REQUIREMENT: The records that follow are to be transcribed in full, without their images.

DATASET ENTRIES:
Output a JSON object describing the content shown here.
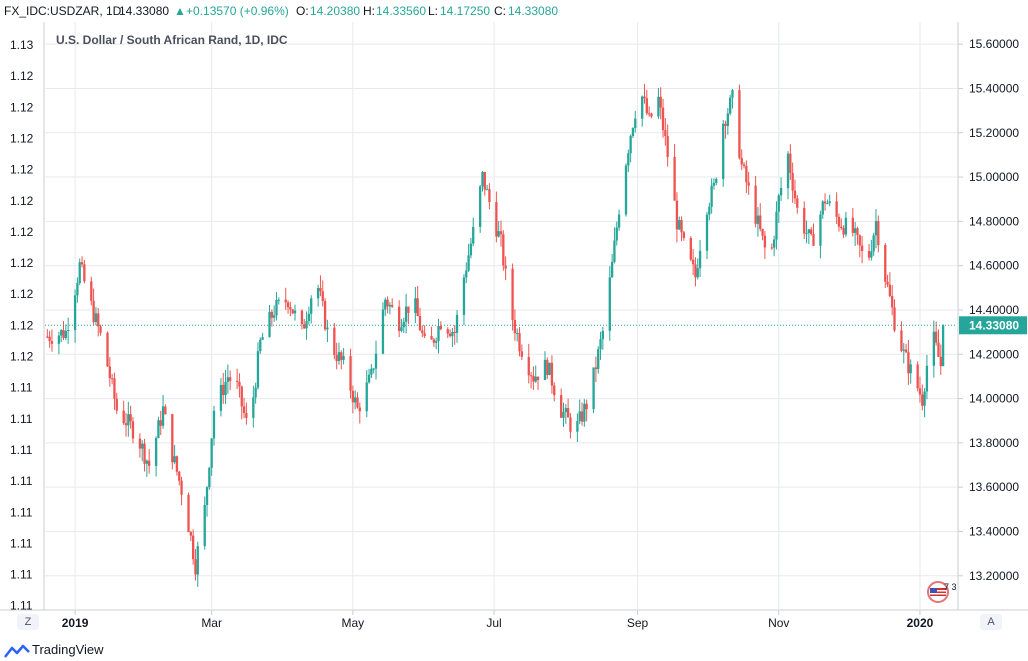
{
  "header": {
    "symbol": "FX_IDC:USDZAR, 1D",
    "last": "14.33080",
    "change": "+0.13570 (+0.96%)",
    "open_label": "O:",
    "open": "14.20380",
    "high_label": "H:",
    "high": "14.33560",
    "low_label": "L:",
    "low": "14.17250",
    "close_label": "C:",
    "close": "14.33080"
  },
  "chart_title": "U.S. Dollar / South African Rand, 1D, IDC",
  "left_axis_labels": [
    "1.13",
    "1.12",
    "1.12",
    "1.12",
    "1.12",
    "1.12",
    "1.12",
    "1.12",
    "1.12",
    "1.12",
    "1.12",
    "1.11",
    "1.11",
    "1.11",
    "1.11",
    "1.11",
    "1.11",
    "1.11",
    "1.11"
  ],
  "buttons": {
    "left": "Z",
    "right": "A"
  },
  "footer": {
    "brand": "TradingView"
  },
  "colors": {
    "up": "#26a69a",
    "down": "#ef5350",
    "grid": "#e6e9ee",
    "priceline": "#26a69a"
  },
  "chart_data": {
    "type": "candlestick",
    "title": "U.S. Dollar / South African Rand, 1D, IDC",
    "ylim": [
      13.05,
      15.7
    ],
    "y_ticks": [
      15.6,
      15.4,
      15.2,
      15.0,
      14.8,
      14.6,
      14.4,
      14.2,
      14.0,
      13.8,
      13.6,
      13.4,
      13.2
    ],
    "y_tick_labels": [
      "15.60000",
      "15.40000",
      "15.20000",
      "15.00000",
      "14.80000",
      "14.60000",
      "14.40000",
      "14.20000",
      "14.00000",
      "13.80000",
      "13.60000",
      "13.40000",
      "13.20000"
    ],
    "x_labels": [
      {
        "label": "2019",
        "day": 0
      },
      {
        "label": "Mar",
        "day": 59
      },
      {
        "label": "May",
        "day": 120
      },
      {
        "label": "Jul",
        "day": 181
      },
      {
        "label": "Sep",
        "day": 243
      },
      {
        "label": "Nov",
        "day": 304
      },
      {
        "label": "2020",
        "day": 365
      }
    ],
    "day_range": [
      -13,
      381
    ],
    "last_price": 14.3308,
    "last_price_label": "14.33080",
    "series_anchor": [
      [
        -12,
        14.28
      ],
      [
        -4,
        14.3
      ],
      [
        2,
        14.6
      ],
      [
        6,
        14.45
      ],
      [
        12,
        14.25
      ],
      [
        18,
        13.95
      ],
      [
        26,
        13.85
      ],
      [
        32,
        13.7
      ],
      [
        38,
        13.95
      ],
      [
        42,
        13.75
      ],
      [
        47,
        13.55
      ],
      [
        52,
        13.25
      ],
      [
        56,
        13.5
      ],
      [
        60,
        13.95
      ],
      [
        66,
        14.1
      ],
      [
        70,
        14.05
      ],
      [
        75,
        13.85
      ],
      [
        80,
        14.25
      ],
      [
        86,
        14.4
      ],
      [
        92,
        14.45
      ],
      [
        98,
        14.3
      ],
      [
        104,
        14.55
      ],
      [
        110,
        14.25
      ],
      [
        116,
        14.15
      ],
      [
        122,
        13.95
      ],
      [
        128,
        14.1
      ],
      [
        134,
        14.45
      ],
      [
        140,
        14.35
      ],
      [
        146,
        14.45
      ],
      [
        152,
        14.2
      ],
      [
        158,
        14.35
      ],
      [
        164,
        14.3
      ],
      [
        168,
        14.55
      ],
      [
        172,
        14.75
      ],
      [
        176,
        15.0
      ],
      [
        180,
        14.85
      ],
      [
        184,
        14.7
      ],
      [
        188,
        14.4
      ],
      [
        192,
        14.25
      ],
      [
        198,
        14.1
      ],
      [
        204,
        14.15
      ],
      [
        210,
        13.95
      ],
      [
        216,
        13.85
      ],
      [
        222,
        14.0
      ],
      [
        228,
        14.3
      ],
      [
        232,
        14.6
      ],
      [
        236,
        14.95
      ],
      [
        240,
        15.2
      ],
      [
        244,
        15.4
      ],
      [
        248,
        15.25
      ],
      [
        252,
        15.35
      ],
      [
        256,
        15.1
      ],
      [
        260,
        14.8
      ],
      [
        264,
        14.65
      ],
      [
        268,
        14.55
      ],
      [
        272,
        14.85
      ],
      [
        276,
        14.95
      ],
      [
        280,
        15.25
      ],
      [
        284,
        15.35
      ],
      [
        288,
        15.05
      ],
      [
        292,
        14.9
      ],
      [
        296,
        14.75
      ],
      [
        300,
        14.6
      ],
      [
        304,
        14.9
      ],
      [
        308,
        15.1
      ],
      [
        312,
        14.85
      ],
      [
        318,
        14.7
      ],
      [
        324,
        14.9
      ],
      [
        330,
        14.8
      ],
      [
        336,
        14.75
      ],
      [
        342,
        14.6
      ],
      [
        346,
        14.8
      ],
      [
        350,
        14.55
      ],
      [
        354,
        14.35
      ],
      [
        358,
        14.2
      ],
      [
        362,
        14.1
      ],
      [
        366,
        14.0
      ],
      [
        370,
        14.3
      ],
      [
        374,
        14.15
      ],
      [
        376,
        14.33
      ]
    ]
  }
}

EXERCISE RESULT:
Output a JSON object describing the content shown here.
{
  "header": {
    "symbol": "FX_IDC:USDZAR, 1D",
    "last": "14.33080",
    "change": "+0.13570 (+0.96%)",
    "open_label": "O:",
    "open": "14.20380",
    "high_label": "H:",
    "high": "14.33560",
    "low_label": "L:",
    "low": "14.17250",
    "close_label": "C:",
    "close": "14.33080"
  },
  "chart_title": "U.S. Dollar / South African Rand, 1D, IDC",
  "left_axis_labels": [
    "1.13",
    "1.12",
    "1.12",
    "1.12",
    "1.12",
    "1.12",
    "1.12",
    "1.12",
    "1.12",
    "1.12",
    "1.12",
    "1.11",
    "1.11",
    "1.11",
    "1.11",
    "1.11",
    "1.11",
    "1.11",
    "1.11"
  ],
  "buttons": {
    "left": "Z",
    "right": "A"
  },
  "footer": {
    "brand": "TradingView"
  },
  "colors": {
    "up": "#26a69a",
    "down": "#ef5350",
    "grid": "#e6e9ee",
    "priceline": "#26a69a"
  },
  "chart_data": {
    "type": "candlestick",
    "title": "U.S. Dollar / South African Rand, 1D, IDC",
    "ylim": [
      13.05,
      15.7
    ],
    "y_ticks": [
      15.6,
      15.4,
      15.2,
      15.0,
      14.8,
      14.6,
      14.4,
      14.2,
      14.0,
      13.8,
      13.6,
      13.4,
      13.2
    ],
    "y_tick_labels": [
      "15.60000",
      "15.40000",
      "15.20000",
      "15.00000",
      "14.80000",
      "14.60000",
      "14.40000",
      "14.20000",
      "14.00000",
      "13.80000",
      "13.60000",
      "13.40000",
      "13.20000"
    ],
    "x_labels": [
      {
        "label": "2019",
        "day": 0
      },
      {
        "label": "Mar",
        "day": 59
      },
      {
        "label": "May",
        "day": 120
      },
      {
        "label": "Jul",
        "day": 181
      },
      {
        "label": "Sep",
        "day": 243
      },
      {
        "label": "Nov",
        "day": 304
      },
      {
        "label": "2020",
        "day": 365
      }
    ],
    "day_range": [
      -13,
      381
    ],
    "last_price": 14.3308,
    "last_price_label": "14.33080",
    "series_anchor": [
      [
        -12,
        14.28
      ],
      [
        -4,
        14.3
      ],
      [
        2,
        14.6
      ],
      [
        6,
        14.45
      ],
      [
        12,
        14.25
      ],
      [
        18,
        13.95
      ],
      [
        26,
        13.85
      ],
      [
        32,
        13.7
      ],
      [
        38,
        13.95
      ],
      [
        42,
        13.75
      ],
      [
        47,
        13.55
      ],
      [
        52,
        13.25
      ],
      [
        56,
        13.5
      ],
      [
        60,
        13.95
      ],
      [
        66,
        14.1
      ],
      [
        70,
        14.05
      ],
      [
        75,
        13.85
      ],
      [
        80,
        14.25
      ],
      [
        86,
        14.4
      ],
      [
        92,
        14.45
      ],
      [
        98,
        14.3
      ],
      [
        104,
        14.55
      ],
      [
        110,
        14.25
      ],
      [
        116,
        14.15
      ],
      [
        122,
        13.95
      ],
      [
        128,
        14.1
      ],
      [
        134,
        14.45
      ],
      [
        140,
        14.35
      ],
      [
        146,
        14.45
      ],
      [
        152,
        14.2
      ],
      [
        158,
        14.35
      ],
      [
        164,
        14.3
      ],
      [
        168,
        14.55
      ],
      [
        172,
        14.75
      ],
      [
        176,
        15.0
      ],
      [
        180,
        14.85
      ],
      [
        184,
        14.7
      ],
      [
        188,
        14.4
      ],
      [
        192,
        14.25
      ],
      [
        198,
        14.1
      ],
      [
        204,
        14.15
      ],
      [
        210,
        13.95
      ],
      [
        216,
        13.85
      ],
      [
        222,
        14.0
      ],
      [
        228,
        14.3
      ],
      [
        232,
        14.6
      ],
      [
        236,
        14.95
      ],
      [
        240,
        15.2
      ],
      [
        244,
        15.4
      ],
      [
        248,
        15.25
      ],
      [
        252,
        15.35
      ],
      [
        256,
        15.1
      ],
      [
        260,
        14.8
      ],
      [
        264,
        14.65
      ],
      [
        268,
        14.55
      ],
      [
        272,
        14.85
      ],
      [
        276,
        14.95
      ],
      [
        280,
        15.25
      ],
      [
        284,
        15.35
      ],
      [
        288,
        15.05
      ],
      [
        292,
        14.9
      ],
      [
        296,
        14.75
      ],
      [
        300,
        14.6
      ],
      [
        304,
        14.9
      ],
      [
        308,
        15.1
      ],
      [
        312,
        14.85
      ],
      [
        318,
        14.7
      ],
      [
        324,
        14.9
      ],
      [
        330,
        14.8
      ],
      [
        336,
        14.75
      ],
      [
        342,
        14.6
      ],
      [
        346,
        14.8
      ],
      [
        350,
        14.55
      ],
      [
        354,
        14.35
      ],
      [
        358,
        14.2
      ],
      [
        362,
        14.1
      ],
      [
        366,
        14.0
      ],
      [
        370,
        14.3
      ],
      [
        374,
        14.15
      ],
      [
        376,
        14.33
      ]
    ]
  }
}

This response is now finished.